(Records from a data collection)

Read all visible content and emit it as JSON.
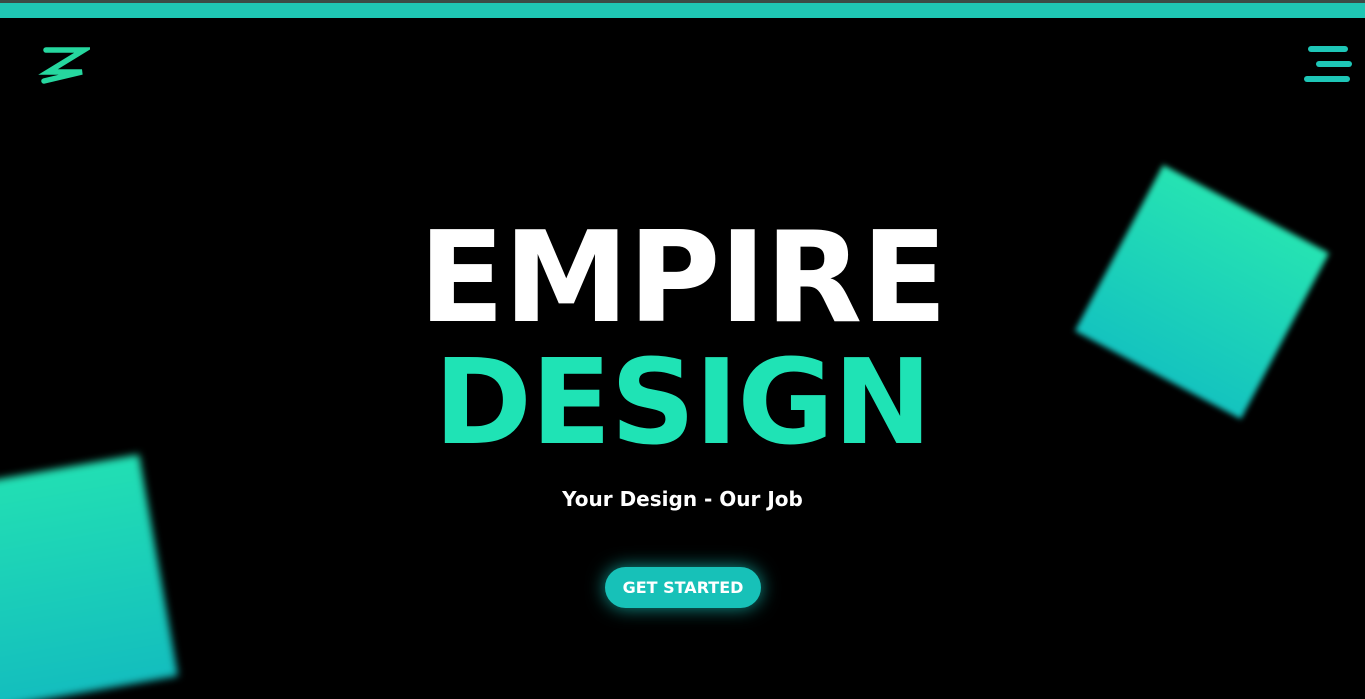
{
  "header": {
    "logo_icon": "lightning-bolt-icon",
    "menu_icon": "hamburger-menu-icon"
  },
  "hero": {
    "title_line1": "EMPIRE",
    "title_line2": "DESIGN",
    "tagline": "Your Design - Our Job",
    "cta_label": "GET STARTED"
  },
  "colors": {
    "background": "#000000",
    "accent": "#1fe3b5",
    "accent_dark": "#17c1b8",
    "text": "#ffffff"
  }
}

§ **Exercise prompt**: Set the listing down in full and exactly. Pictures within it should not appear in the copy.

§ **Full output**:
Read all visible content and emit it as JSON.
{
  "header": {
    "logo_icon": "lightning-bolt-icon",
    "menu_icon": "hamburger-menu-icon"
  },
  "hero": {
    "title_line1": "EMPIRE",
    "title_line2": "DESIGN",
    "tagline": "Your Design - Our Job",
    "cta_label": "GET STARTED"
  },
  "colors": {
    "background": "#000000",
    "accent": "#1fe3b5",
    "accent_dark": "#17c1b8",
    "text": "#ffffff"
  }
}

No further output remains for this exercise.